Records to process:

==========

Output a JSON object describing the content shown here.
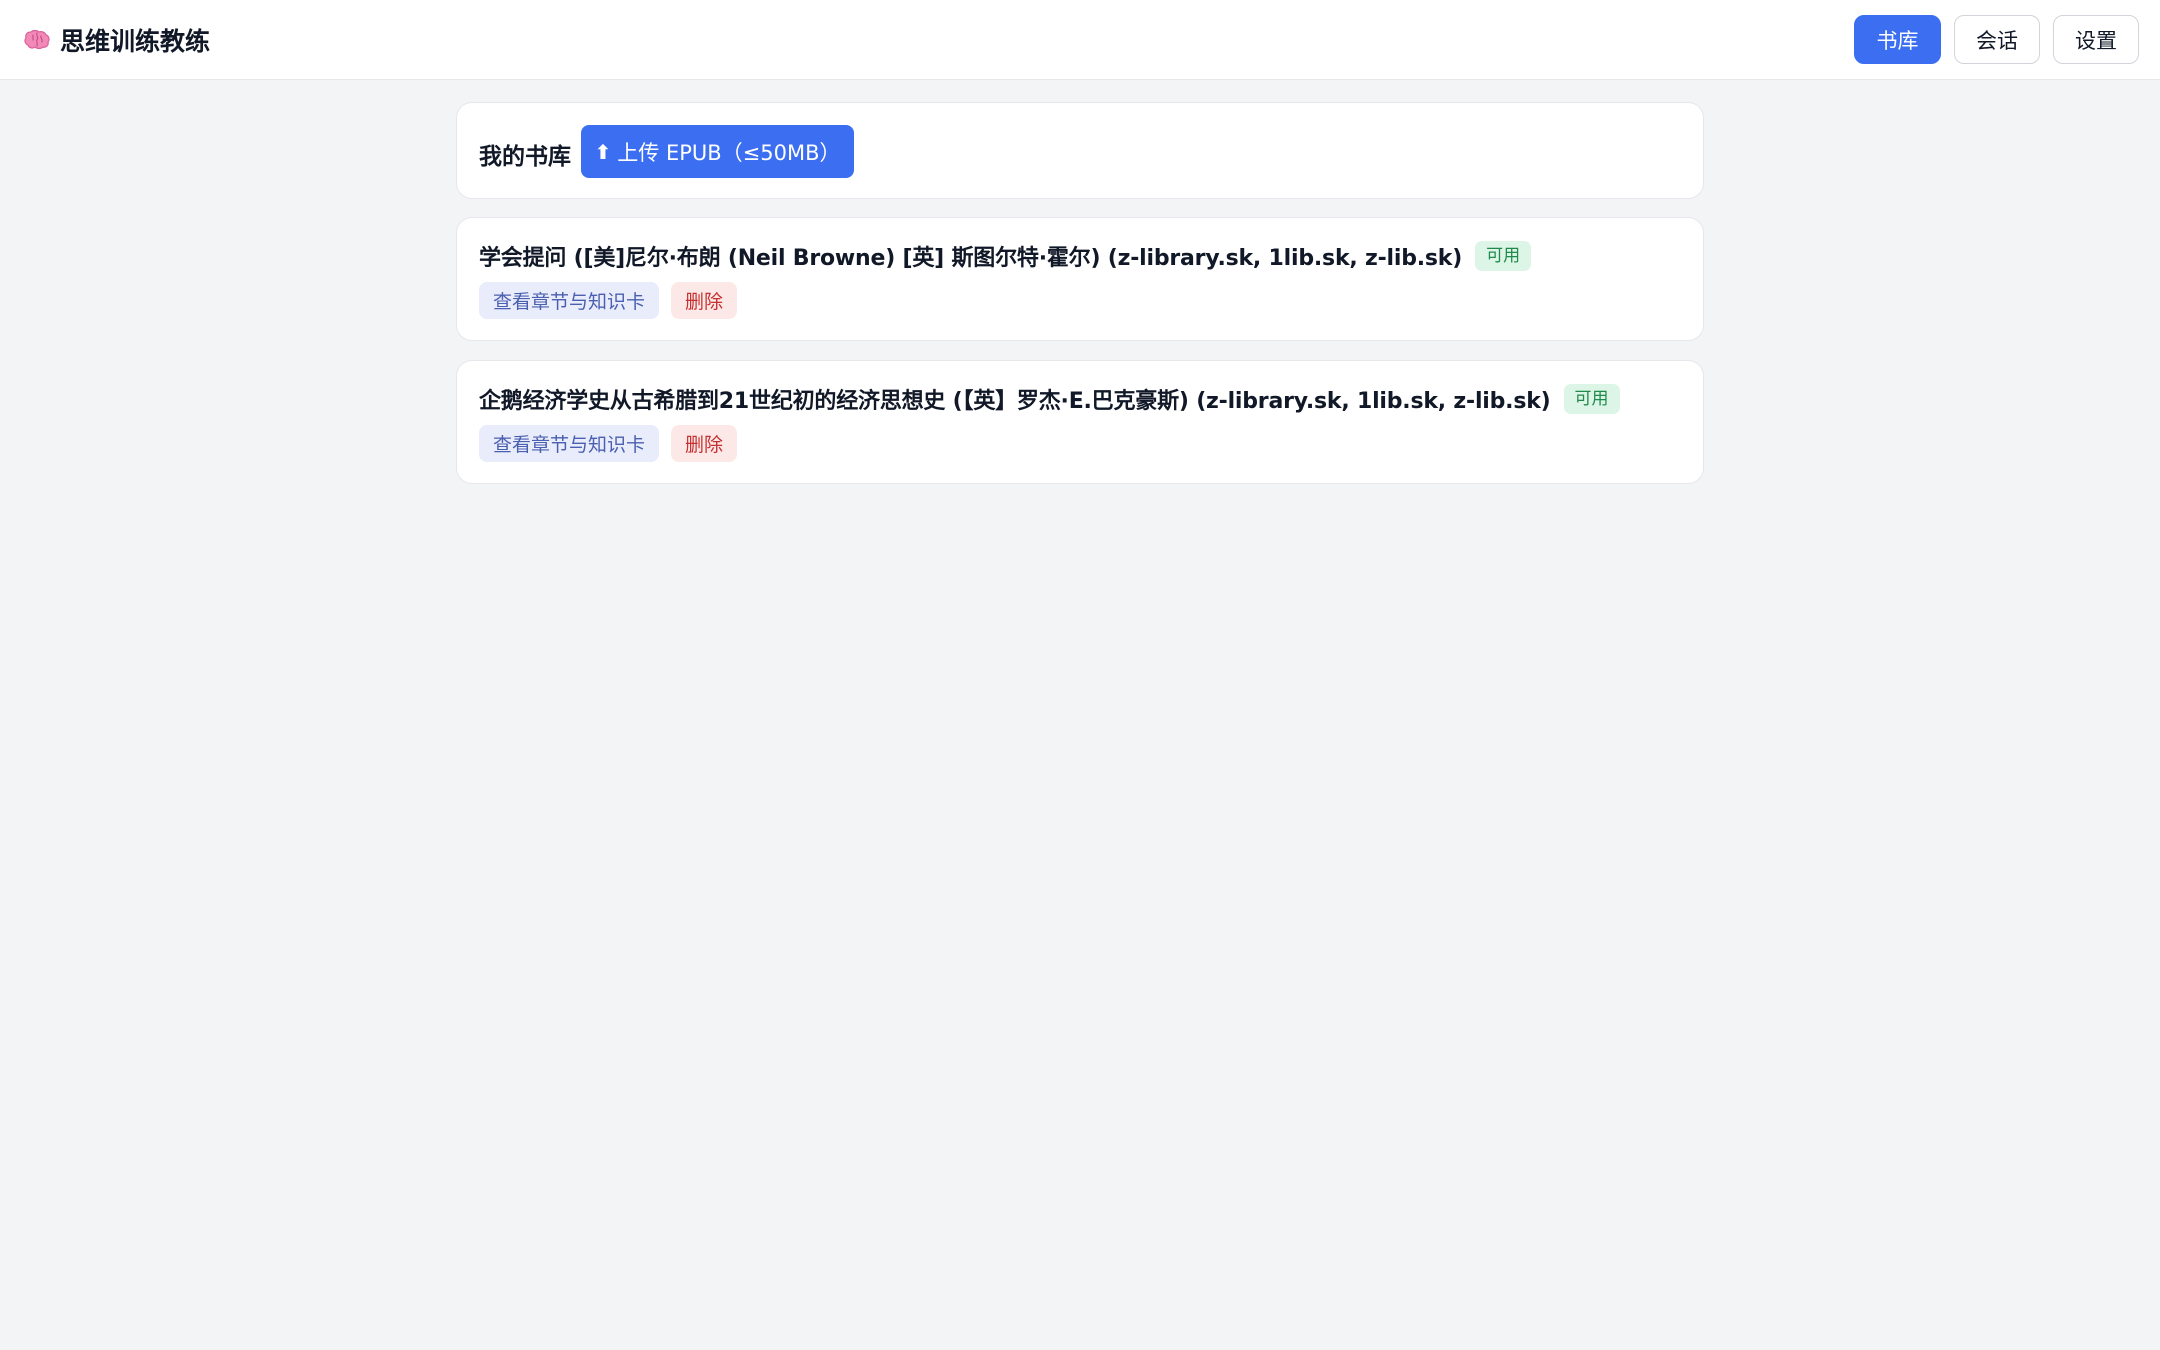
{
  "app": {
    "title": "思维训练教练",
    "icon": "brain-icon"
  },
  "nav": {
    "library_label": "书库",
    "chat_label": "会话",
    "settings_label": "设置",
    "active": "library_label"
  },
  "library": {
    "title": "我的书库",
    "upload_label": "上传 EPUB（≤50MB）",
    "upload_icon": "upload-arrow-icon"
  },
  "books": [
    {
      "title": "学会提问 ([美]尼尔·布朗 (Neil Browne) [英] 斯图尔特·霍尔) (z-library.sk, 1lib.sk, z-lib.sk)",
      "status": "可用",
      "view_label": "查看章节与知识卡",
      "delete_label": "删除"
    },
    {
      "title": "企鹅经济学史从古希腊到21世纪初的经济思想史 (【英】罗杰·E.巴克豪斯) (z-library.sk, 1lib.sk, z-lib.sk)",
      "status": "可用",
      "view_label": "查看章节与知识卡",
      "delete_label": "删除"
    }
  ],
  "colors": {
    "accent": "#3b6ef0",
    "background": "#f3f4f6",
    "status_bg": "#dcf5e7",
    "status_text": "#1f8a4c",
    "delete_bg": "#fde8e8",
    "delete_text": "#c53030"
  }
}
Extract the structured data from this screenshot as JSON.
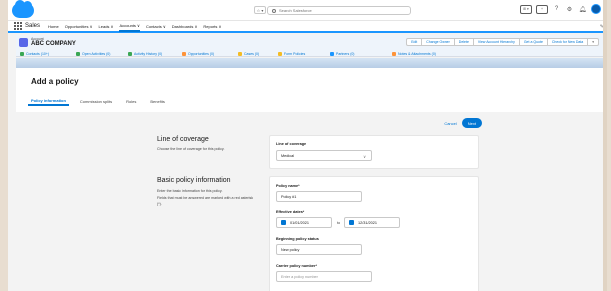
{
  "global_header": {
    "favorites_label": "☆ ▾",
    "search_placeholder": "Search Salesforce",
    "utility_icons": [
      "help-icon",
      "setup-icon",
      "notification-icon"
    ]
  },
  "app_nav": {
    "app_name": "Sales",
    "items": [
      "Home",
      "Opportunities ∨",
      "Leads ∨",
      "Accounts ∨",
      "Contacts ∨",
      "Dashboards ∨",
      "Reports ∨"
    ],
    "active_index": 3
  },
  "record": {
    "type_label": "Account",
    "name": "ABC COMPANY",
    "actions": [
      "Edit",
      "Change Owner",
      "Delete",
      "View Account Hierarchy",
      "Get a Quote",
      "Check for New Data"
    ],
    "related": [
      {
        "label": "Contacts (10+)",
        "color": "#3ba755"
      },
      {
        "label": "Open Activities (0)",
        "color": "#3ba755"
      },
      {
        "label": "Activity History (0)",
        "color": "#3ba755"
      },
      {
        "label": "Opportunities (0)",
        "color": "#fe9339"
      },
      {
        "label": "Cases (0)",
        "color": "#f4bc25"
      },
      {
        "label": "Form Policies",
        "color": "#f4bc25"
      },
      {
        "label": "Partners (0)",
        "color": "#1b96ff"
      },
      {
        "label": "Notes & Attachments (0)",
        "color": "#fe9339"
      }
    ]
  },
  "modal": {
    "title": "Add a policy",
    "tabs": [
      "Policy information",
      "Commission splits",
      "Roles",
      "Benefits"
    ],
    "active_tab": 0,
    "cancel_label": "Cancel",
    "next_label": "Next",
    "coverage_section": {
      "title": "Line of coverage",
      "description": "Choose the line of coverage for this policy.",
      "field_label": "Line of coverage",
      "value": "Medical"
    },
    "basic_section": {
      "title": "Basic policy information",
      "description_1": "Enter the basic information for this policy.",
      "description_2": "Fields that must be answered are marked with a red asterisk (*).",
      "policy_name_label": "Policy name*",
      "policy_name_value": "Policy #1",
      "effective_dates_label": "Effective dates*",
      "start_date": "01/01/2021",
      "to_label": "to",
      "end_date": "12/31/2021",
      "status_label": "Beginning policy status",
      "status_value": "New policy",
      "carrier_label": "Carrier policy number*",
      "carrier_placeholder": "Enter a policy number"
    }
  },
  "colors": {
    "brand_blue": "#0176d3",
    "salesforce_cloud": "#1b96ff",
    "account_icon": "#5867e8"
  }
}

==========

Task requirements: Quote every line word for word and keep the images out of the copy.

Reply:
Output a JSON object describing the content shown here.
{
  "app": {
    "title": "思维训练教练",
    "icon": "brain-icon"
  },
  "nav": {
    "library_label": "书库",
    "chat_label": "会话",
    "settings_label": "设置",
    "active": "library_label"
  },
  "library": {
    "title": "我的书库",
    "upload_label": "上传 EPUB（≤50MB）",
    "upload_icon": "upload-arrow-icon"
  },
  "books": [
    {
      "title": "学会提问 ([美]尼尔·布朗 (Neil Browne) [英] 斯图尔特·霍尔) (z-library.sk, 1lib.sk, z-lib.sk)",
      "status": "可用",
      "view_label": "查看章节与知识卡",
      "delete_label": "删除"
    },
    {
      "title": "企鹅经济学史从古希腊到21世纪初的经济思想史 (【英】罗杰·E.巴克豪斯) (z-library.sk, 1lib.sk, z-lib.sk)",
      "status": "可用",
      "view_label": "查看章节与知识卡",
      "delete_label": "删除"
    }
  ],
  "colors": {
    "accent": "#3b6ef0",
    "background": "#f3f4f6",
    "status_bg": "#dcf5e7",
    "status_text": "#1f8a4c",
    "delete_bg": "#fde8e8",
    "delete_text": "#c53030"
  }
}
Extract the structured data from this screenshot as JSON.
{
  "global_header": {
    "favorites_label": "☆ ▾",
    "search_placeholder": "Search Salesforce",
    "utility_icons": [
      "help-icon",
      "setup-icon",
      "notification-icon"
    ]
  },
  "app_nav": {
    "app_name": "Sales",
    "items": [
      "Home",
      "Opportunities ∨",
      "Leads ∨",
      "Accounts ∨",
      "Contacts ∨",
      "Dashboards ∨",
      "Reports ∨"
    ],
    "active_index": 3
  },
  "record": {
    "type_label": "Account",
    "name": "ABC COMPANY",
    "actions": [
      "Edit",
      "Change Owner",
      "Delete",
      "View Account Hierarchy",
      "Get a Quote",
      "Check for New Data"
    ],
    "related": [
      {
        "label": "Contacts (10+)",
        "color": "#3ba755"
      },
      {
        "label": "Open Activities (0)",
        "color": "#3ba755"
      },
      {
        "label": "Activity History (0)",
        "color": "#3ba755"
      },
      {
        "label": "Opportunities (0)",
        "color": "#fe9339"
      },
      {
        "label": "Cases (0)",
        "color": "#f4bc25"
      },
      {
        "label": "Form Policies",
        "color": "#f4bc25"
      },
      {
        "label": "Partners (0)",
        "color": "#1b96ff"
      },
      {
        "label": "Notes & Attachments (0)",
        "color": "#fe9339"
      }
    ]
  },
  "modal": {
    "title": "Add a policy",
    "tabs": [
      "Policy information",
      "Commission splits",
      "Roles",
      "Benefits"
    ],
    "active_tab": 0,
    "cancel_label": "Cancel",
    "next_label": "Next",
    "coverage_section": {
      "title": "Line of coverage",
      "description": "Choose the line of coverage for this policy.",
      "field_label": "Line of coverage",
      "value": "Medical"
    },
    "basic_section": {
      "title": "Basic policy information",
      "description_1": "Enter the basic information for this policy.",
      "description_2": "Fields that must be answered are marked with a red asterisk (*).",
      "policy_name_label": "Policy name*",
      "policy_name_value": "Policy #1",
      "effective_dates_label": "Effective dates*",
      "start_date": "01/01/2021",
      "to_label": "to",
      "end_date": "12/31/2021",
      "status_label": "Beginning policy status",
      "status_value": "New policy",
      "carrier_label": "Carrier policy number*",
      "carrier_placeholder": "Enter a policy number"
    }
  },
  "colors": {
    "brand_blue": "#0176d3",
    "salesforce_cloud": "#1b96ff",
    "account_icon": "#5867e8"
  }
}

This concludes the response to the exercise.